> **Work to be completed**
Please quote the crude oil analysis below word for word, from "In the blog" to "we expect next?".

In the blog post of December 17th titled ‘Crude Oil; How Low Can it Go?’ (click here for a link), we studied the bear market in crude oil of 2008-09, the bull market of 2009, and then the current bear market. The long term point and figure analysis for each of these periods has been very accurate and useful. The 2013-14 top generated a count that carried from $112 to a target range of $28 to $34 which was hard to believe at the time. $WTIC has since melted all the way down to the $27 (lowest PnF box) level before bouncing to $34 for a near direct hit of the PnF count objectives. Have we seen the low for crude oil? Is it time to buy crude oil? What should we expect next?
What has transpired since the prior post is really interesting and a good review of some essential Wyckoffian principles. Where our prior analysis was employing weekly vertical charts and 3-box reversal PnF, here we will zoom in with shorter term charts for a more detailed view. With crude on a glide path for a potential landing, shorter term data can inform how that landing will occur and if there will be a touchdown or a continuation of the decline.
(click on chart for an active version)
In November a trend channel established itself setting the rate of decline. The three red circles are the anchor points. The top two establish the Supply Line and the lower is used for the parallel ‘Oversold Line’. Note how well $WTIC obeys this channel and the stride is set very early in the trend. Keeping the $34 to $28 long term PnF objective in mind, the Wyckoffian will seek evidence of Stopping Action. This arrives in the form of Preliminary Support (PS), Selling Climax (SCLX), Automatic Rally (AR) and Secondary Test (ST). Eleven of twelve days down at the beginning of the year are volatile and are accompanied by persistently high volume. The throw under of the Oversold Line is a classic sign of exhaustion of the trend. And the decline is stopped at $28 (SCLX) and $27 (ST) for a PnF hit. The vertical chart is telling a classic Wyckoffian tale that syncs nicely with the PnF analysis. An AR should follow the SCLX. A brief rally moves crude through the top of the Supply Line where volume bulges (large sellers are present) we label this an AR. Draw a Support Line under the SCLX and a Resistance Line above the AR. This will be our trading range for the near future. Always expect an attempt to return to the Support area after an AR. The decline that follows to the ST is on very high volume which indicates that large Supply is available and must be absorbed in order for Accumulation to be completed. This generally takes time and we have learned from prior PnF studies on crude that big counts can and do form. So for now we expect a range bound market.

> **Data lines**
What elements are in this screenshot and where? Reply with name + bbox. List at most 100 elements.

> **Solution**
In the blog post of December 17th titled ‘Crude Oil; How Low Can it Go?’ (click here for a link), we studied the bear market in crude oil of 2008-09, the bull market of 2009, and then the current bear market. The long term point and figure analysis for each of these periods has been very accurate and useful. The 2013-14 top generated a count that carried from $112 to a target range of $28 to $34 which was hard to believe at the time. $WTIC has since melted all the way down to the $27 (lowest PnF box) level before bouncing to $34 for a near direct hit of the PnF count objectives. Have we seen the low for crude oil? Is it time to buy crude oil? What should we expect next?